## WHAT YOU SHOULD DO:
Exactly repeat the material, dropping every picture from the copy.

(Dataset items)
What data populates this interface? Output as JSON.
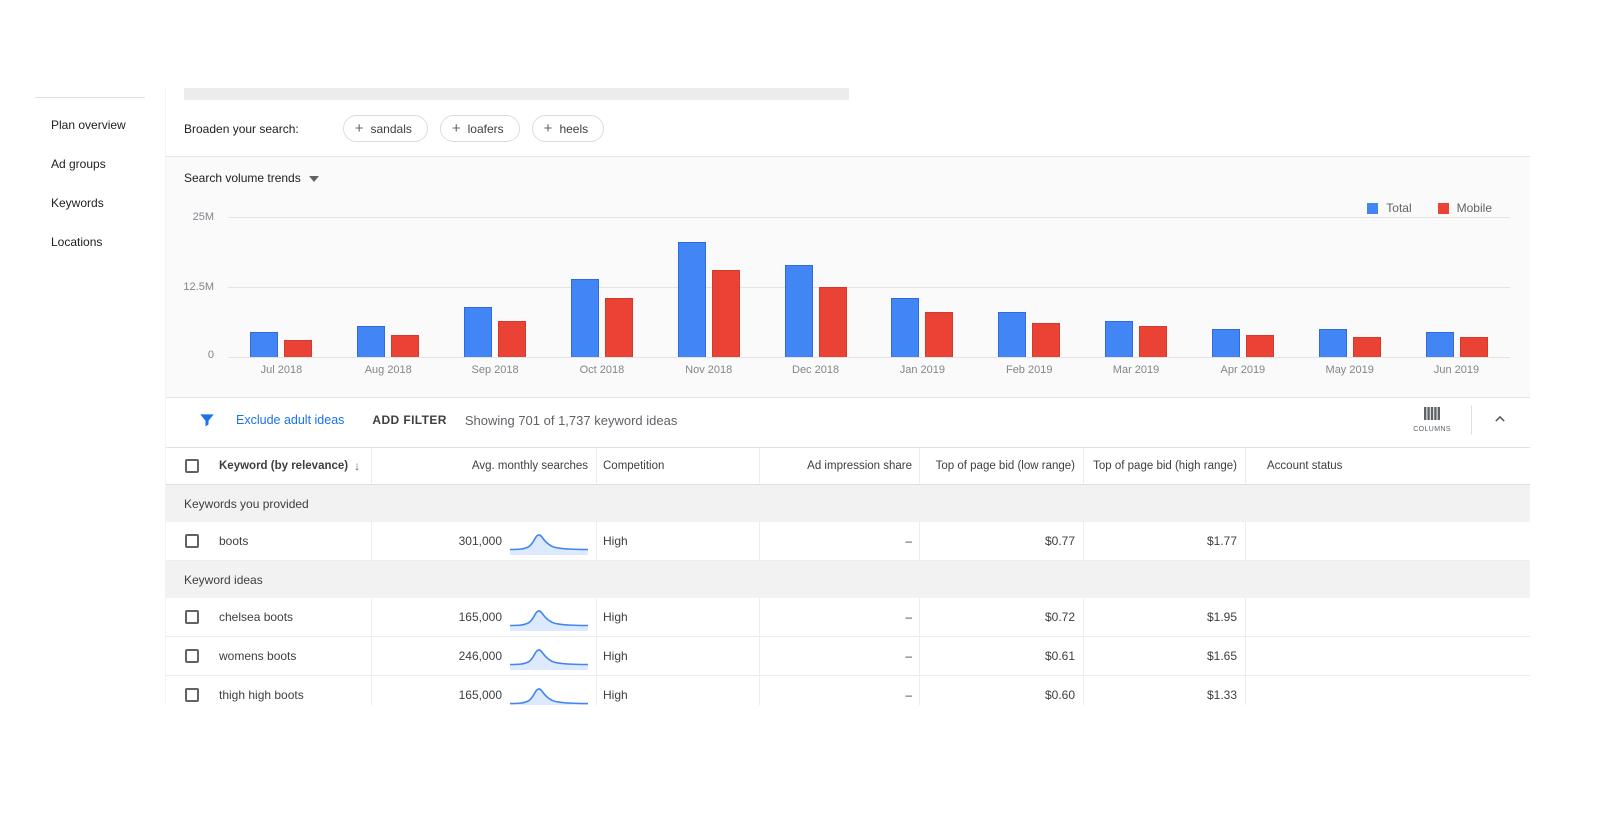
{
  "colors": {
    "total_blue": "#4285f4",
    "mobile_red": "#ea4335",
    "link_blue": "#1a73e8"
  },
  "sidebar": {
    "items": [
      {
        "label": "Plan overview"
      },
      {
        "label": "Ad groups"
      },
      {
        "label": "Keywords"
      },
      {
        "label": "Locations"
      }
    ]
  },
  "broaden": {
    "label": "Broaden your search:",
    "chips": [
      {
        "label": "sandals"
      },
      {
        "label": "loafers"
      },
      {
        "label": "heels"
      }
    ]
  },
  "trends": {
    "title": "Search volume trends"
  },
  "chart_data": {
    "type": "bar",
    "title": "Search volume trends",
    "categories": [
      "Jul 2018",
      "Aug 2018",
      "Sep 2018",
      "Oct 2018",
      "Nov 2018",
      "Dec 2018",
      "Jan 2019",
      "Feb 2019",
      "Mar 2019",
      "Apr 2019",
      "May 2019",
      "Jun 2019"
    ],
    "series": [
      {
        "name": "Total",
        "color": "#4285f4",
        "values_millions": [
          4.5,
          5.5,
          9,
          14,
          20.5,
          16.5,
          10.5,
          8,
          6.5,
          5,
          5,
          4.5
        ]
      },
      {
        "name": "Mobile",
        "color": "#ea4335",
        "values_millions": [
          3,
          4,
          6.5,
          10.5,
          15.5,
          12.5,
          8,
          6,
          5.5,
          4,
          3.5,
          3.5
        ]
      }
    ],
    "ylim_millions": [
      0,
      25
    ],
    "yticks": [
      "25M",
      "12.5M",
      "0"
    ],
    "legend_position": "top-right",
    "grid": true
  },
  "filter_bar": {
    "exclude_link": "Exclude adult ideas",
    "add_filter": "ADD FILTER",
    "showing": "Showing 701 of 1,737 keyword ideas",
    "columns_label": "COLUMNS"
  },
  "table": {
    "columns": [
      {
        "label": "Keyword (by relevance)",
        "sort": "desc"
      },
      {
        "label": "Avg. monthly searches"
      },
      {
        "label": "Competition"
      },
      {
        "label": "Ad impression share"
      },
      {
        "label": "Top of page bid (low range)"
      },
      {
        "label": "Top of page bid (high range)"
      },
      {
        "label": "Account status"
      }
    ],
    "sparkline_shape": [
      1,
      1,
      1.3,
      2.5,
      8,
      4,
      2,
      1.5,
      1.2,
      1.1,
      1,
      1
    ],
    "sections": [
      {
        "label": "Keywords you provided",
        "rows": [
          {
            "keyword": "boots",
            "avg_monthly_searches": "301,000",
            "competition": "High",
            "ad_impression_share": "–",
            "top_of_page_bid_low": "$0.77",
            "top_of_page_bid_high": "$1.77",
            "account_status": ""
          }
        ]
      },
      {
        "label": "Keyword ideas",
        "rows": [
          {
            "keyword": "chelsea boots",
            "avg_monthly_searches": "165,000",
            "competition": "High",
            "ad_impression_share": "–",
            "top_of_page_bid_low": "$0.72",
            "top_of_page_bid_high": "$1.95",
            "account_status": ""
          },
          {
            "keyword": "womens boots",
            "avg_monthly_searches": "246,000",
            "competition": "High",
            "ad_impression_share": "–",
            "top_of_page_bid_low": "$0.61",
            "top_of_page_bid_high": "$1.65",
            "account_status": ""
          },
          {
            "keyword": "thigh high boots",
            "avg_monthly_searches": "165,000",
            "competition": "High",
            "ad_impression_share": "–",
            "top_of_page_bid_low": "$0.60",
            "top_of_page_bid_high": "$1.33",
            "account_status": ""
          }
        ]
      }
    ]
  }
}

## FINAL ANSWER:
What data populates this interface? Output as JSON.
{
  "colors": {
    "total_blue": "#4285f4",
    "mobile_red": "#ea4335",
    "link_blue": "#1a73e8"
  },
  "sidebar": {
    "items": [
      {
        "label": "Plan overview"
      },
      {
        "label": "Ad groups"
      },
      {
        "label": "Keywords"
      },
      {
        "label": "Locations"
      }
    ]
  },
  "broaden": {
    "label": "Broaden your search:",
    "chips": [
      {
        "label": "sandals"
      },
      {
        "label": "loafers"
      },
      {
        "label": "heels"
      }
    ]
  },
  "trends": {
    "title": "Search volume trends"
  },
  "chart_data": {
    "type": "bar",
    "title": "Search volume trends",
    "categories": [
      "Jul 2018",
      "Aug 2018",
      "Sep 2018",
      "Oct 2018",
      "Nov 2018",
      "Dec 2018",
      "Jan 2019",
      "Feb 2019",
      "Mar 2019",
      "Apr 2019",
      "May 2019",
      "Jun 2019"
    ],
    "series": [
      {
        "name": "Total",
        "color": "#4285f4",
        "values_millions": [
          4.5,
          5.5,
          9,
          14,
          20.5,
          16.5,
          10.5,
          8,
          6.5,
          5,
          5,
          4.5
        ]
      },
      {
        "name": "Mobile",
        "color": "#ea4335",
        "values_millions": [
          3,
          4,
          6.5,
          10.5,
          15.5,
          12.5,
          8,
          6,
          5.5,
          4,
          3.5,
          3.5
        ]
      }
    ],
    "ylim_millions": [
      0,
      25
    ],
    "yticks": [
      "25M",
      "12.5M",
      "0"
    ],
    "legend_position": "top-right",
    "grid": true
  },
  "filter_bar": {
    "exclude_link": "Exclude adult ideas",
    "add_filter": "ADD FILTER",
    "showing": "Showing 701 of 1,737 keyword ideas",
    "columns_label": "COLUMNS"
  },
  "table": {
    "columns": [
      {
        "label": "Keyword (by relevance)",
        "sort": "desc"
      },
      {
        "label": "Avg. monthly searches"
      },
      {
        "label": "Competition"
      },
      {
        "label": "Ad impression share"
      },
      {
        "label": "Top of page bid (low range)"
      },
      {
        "label": "Top of page bid (high range)"
      },
      {
        "label": "Account status"
      }
    ],
    "sparkline_shape": [
      1,
      1,
      1.3,
      2.5,
      8,
      4,
      2,
      1.5,
      1.2,
      1.1,
      1,
      1
    ],
    "sections": [
      {
        "label": "Keywords you provided",
        "rows": [
          {
            "keyword": "boots",
            "avg_monthly_searches": "301,000",
            "competition": "High",
            "ad_impression_share": "–",
            "top_of_page_bid_low": "$0.77",
            "top_of_page_bid_high": "$1.77",
            "account_status": ""
          }
        ]
      },
      {
        "label": "Keyword ideas",
        "rows": [
          {
            "keyword": "chelsea boots",
            "avg_monthly_searches": "165,000",
            "competition": "High",
            "ad_impression_share": "–",
            "top_of_page_bid_low": "$0.72",
            "top_of_page_bid_high": "$1.95",
            "account_status": ""
          },
          {
            "keyword": "womens boots",
            "avg_monthly_searches": "246,000",
            "competition": "High",
            "ad_impression_share": "–",
            "top_of_page_bid_low": "$0.61",
            "top_of_page_bid_high": "$1.65",
            "account_status": ""
          },
          {
            "keyword": "thigh high boots",
            "avg_monthly_searches": "165,000",
            "competition": "High",
            "ad_impression_share": "–",
            "top_of_page_bid_low": "$0.60",
            "top_of_page_bid_high": "$1.33",
            "account_status": ""
          }
        ]
      }
    ]
  }
}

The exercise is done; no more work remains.